## Start Document text

[concurrency-interest] Timer notification drifts

David Holmes davidcholmes at aapt.net.au
Mon Jan 10 18:12:29 EST 2011


I believe you need root access to check the clocksource (unless default
perms are modified):

cat /sys/devices/system/clocksource/clocksource0/available_clocksource

to see what's available, and

cat /sys/devices/system/clocksource/clocksource0/current_clocksource

to see what is in use.

I was suggesting using nanoTime to measure the elapsed time, rather than
date/currentTimeMillis, as nanoTime should not be affected by time-of-day
adjustments. Which reminds me: check if ntp is running and if so turn it
off, if not turn it on, and see if that makes a difference.

## End Document text
## Start Records

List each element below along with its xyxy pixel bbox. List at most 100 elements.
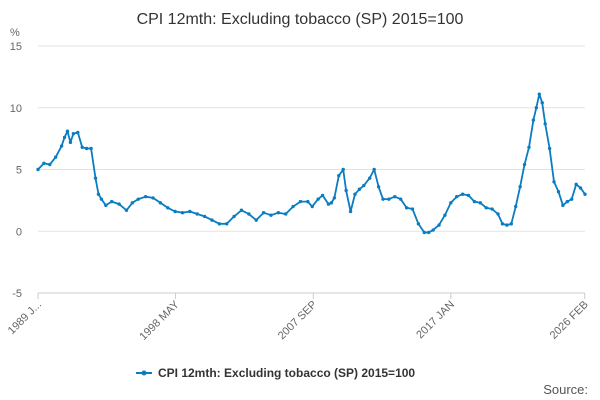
data-point	[158, 201, 163, 205]
data-point	[505, 223, 509, 227]
data-point	[534, 106, 539, 110]
data-point	[556, 190, 561, 194]
data-point	[276, 211, 281, 215]
data-point	[543, 122, 547, 126]
data-point	[527, 145, 531, 149]
data-point	[404, 206, 409, 210]
data-point	[466, 193, 471, 198]
data-point	[514, 204, 518, 209]
data-point	[583, 192, 587, 196]
data-point	[552, 180, 556, 184]
data-point	[437, 223, 441, 227]
data-point	[578, 186, 583, 190]
gridlines	[38, 45, 585, 294]
data-point	[306, 199, 310, 204]
data-point	[62, 135, 67, 140]
data-point	[561, 203, 565, 208]
data-point	[217, 222, 222, 226]
data-point	[310, 204, 314, 209]
data-point	[565, 199, 570, 204]
data-point	[130, 201, 135, 205]
data-point	[48, 162, 52, 167]
data-point	[484, 206, 488, 210]
x-tick-label: 1998 MAY	[137, 298, 182, 343]
data-point	[362, 183, 366, 188]
data-point	[291, 204, 295, 209]
data-point	[344, 188, 348, 193]
data-point	[110, 199, 114, 204]
x-tick-label: 2017 JAN	[414, 299, 457, 342]
data-point	[422, 230, 426, 235]
data-point	[509, 222, 513, 226]
data-point	[372, 167, 376, 172]
data-point	[68, 140, 73, 145]
data-point	[416, 222, 421, 226]
x-tick-label: 2007 SEP	[276, 299, 320, 343]
data-point	[547, 146, 552, 151]
data-point	[225, 222, 229, 226]
data-point	[496, 212, 500, 216]
data-point	[393, 194, 397, 199]
legend-swatch-marker	[141, 370, 147, 376]
data-point	[427, 230, 431, 235]
data-point	[337, 173, 341, 178]
x-axis: 1989 J... 1998 MAY 2007 SEP 2017 JAN 2026 FE…	[6, 292, 591, 343]
data-point	[329, 201, 334, 205]
data-point	[99, 197, 104, 201]
data-point	[104, 203, 108, 208]
data-point	[460, 192, 465, 196]
data-point	[84, 146, 89, 151]
data-point	[89, 146, 93, 151]
data-point	[570, 197, 574, 201]
data-point	[166, 206, 170, 210]
data-point	[210, 218, 214, 222]
data-point	[326, 202, 331, 206]
data-point	[298, 199, 303, 204]
data-point	[143, 194, 148, 199]
series-line	[37, 93, 586, 234]
data-point	[490, 207, 494, 211]
chart-title: CPI 12mth: Excluding tobacco (SP) 2015=1…	[137, 11, 464, 28]
data-point	[431, 228, 435, 232]
data-point	[341, 167, 345, 172]
data-point	[368, 176, 372, 180]
data-point	[136, 197, 140, 201]
data-point	[254, 218, 258, 222]
data-point	[188, 209, 192, 214]
data-point	[42, 161, 46, 166]
data-point	[472, 199, 477, 204]
data-point	[357, 187, 362, 191]
data-point	[376, 185, 381, 189]
data-point	[202, 214, 207, 219]
data-point	[53, 155, 58, 159]
legend-item[interactable]: CPI 12mth: Excluding tobacco (SP) 2015=1…	[158, 366, 415, 380]
x-tick-label: 2026 FEB	[548, 299, 591, 342]
data-point	[387, 197, 391, 201]
data-point	[522, 162, 527, 167]
data-point	[59, 144, 64, 148]
y-tick-label: 5	[16, 165, 22, 177]
data-point	[316, 197, 320, 201]
data-point	[518, 185, 522, 189]
legend[interactable]: CPI 12mth: Excluding tobacco (SP) 2015=1…	[136, 366, 415, 380]
data-point	[173, 209, 177, 214]
data-point	[449, 201, 453, 205]
data-point	[348, 209, 353, 214]
data-point	[537, 92, 541, 96]
y-tick-label: 15	[10, 41, 22, 53]
data-point	[332, 196, 337, 200]
data-point	[478, 201, 483, 205]
data-point	[117, 202, 121, 206]
y-tick-label: 10	[10, 103, 22, 115]
data-point	[71, 131, 76, 136]
data-point	[410, 207, 415, 211]
data-point	[239, 208, 244, 212]
y-tick-label: 0	[16, 226, 22, 238]
data-point	[232, 214, 236, 219]
data-point	[261, 211, 266, 215]
data-point	[283, 212, 288, 216]
data-point	[574, 182, 578, 187]
data-point	[65, 129, 70, 133]
y-tick-label: -5	[12, 288, 22, 300]
data-point	[269, 213, 273, 217]
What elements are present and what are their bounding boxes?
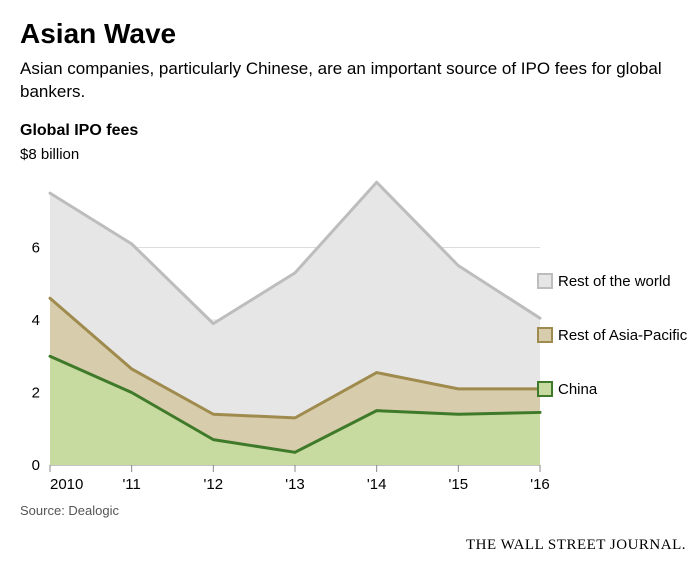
- y-axis-unit-label: $8 billion: [20, 146, 690, 163]
- x-tick-label: '13: [285, 476, 305, 493]
- legend-swatch: [538, 328, 552, 342]
- legend-label: Rest of Asia-Pacific: [558, 327, 688, 344]
- legend-label: China: [558, 381, 598, 398]
- x-tick-label: '15: [449, 476, 469, 493]
- y-tick-label: 6: [32, 239, 40, 256]
- x-tick-label: '11: [122, 476, 140, 493]
- page-title: Asian Wave: [20, 18, 690, 50]
- x-tick-label: '12: [204, 476, 224, 493]
- x-tick-label: 2010: [50, 476, 83, 493]
- legend-swatch: [538, 274, 552, 288]
- footer-logo: THE WALL STREET JOURNAL.: [466, 537, 686, 554]
- y-tick-label: 0: [32, 457, 40, 474]
- chart-title: Global IPO fees: [20, 122, 690, 140]
- x-tick-label: '14: [367, 476, 387, 493]
- chart-container: 0 2 4 6 2010 '11 '12 '13 '14 '15 '16 Rest of the wo…: [20, 165, 690, 495]
- y-tick-label: 4: [32, 312, 40, 329]
- source-label: Source: Dealogic: [20, 503, 690, 518]
- y-tick-label: 2: [32, 384, 40, 401]
- x-tick-label: '16: [530, 476, 550, 493]
- legend-label: Rest of the world: [558, 273, 671, 290]
- page-subtitle: Asian companies, particularly Chinese, a…: [20, 58, 690, 104]
- stacked-area-chart: 0 2 4 6 2010 '11 '12 '13 '14 '15 '16 Rest of the wo…: [20, 165, 700, 495]
- legend-swatch: [538, 382, 552, 396]
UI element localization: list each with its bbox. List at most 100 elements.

## End Records

Stated task 1 —
Print the timer drift message from "David Holmes davidcholmes" to "what is in use.".
Stated task 2 —
Carry on the timer drift message from the point where it stops.
The rows have no role in this exercise.

Exercise output 1 —
David Holmes davidcholmes at aapt.net.au
Mon Jan 10 18:12:29 EST 2011


I believe you need root access to check the clocksource (unless default
perms are modified):

cat /sys/devices/system/clocksource/clocksource0/available_clocksource

to see what's available, and

cat /sys/devices/system/clocksource/clocksource0/current_clocksource

to see what is in use.

Exercise output 2 —
David

-----Original Message-----
From: Navin Jha [mailto:navin.jha at FXALL.com]
Sent: Tuesday, 11 January 2011 9:04 AM
To: dholmes at ieee.org
Cc: concurrency-interest at cs.oswego.edu
Subject: RE: [concurrency-interest] Timer notification drifts


David,

I tried LockSupport.park(..) and ScheduledThreadPoolExecutor with same
results and they use nano time. Are you suggesting using nano time in any
other way? I will try them again after the switch to HPET to see if there is
any difference. I have communicated your concern  about the use of TSC on
multi-processor systems to our unix support group.

One more question, how do I make sure that the clock source is set up
correctly to HPET? Since it was done by the support group  I want to make
sure that they did it  correctly?

-Navin

From: David Holmes [mailto:davidcholmes at aapt.net.au]
Sent: Monday, January 10, 2011 5:41 PM
To: Navin Jha
Cc: concurrency-interest at cs.oswego.edu
Subject: RE: [concurrency-interest] Timer notification drifts

Try using System.nanoTime to track things.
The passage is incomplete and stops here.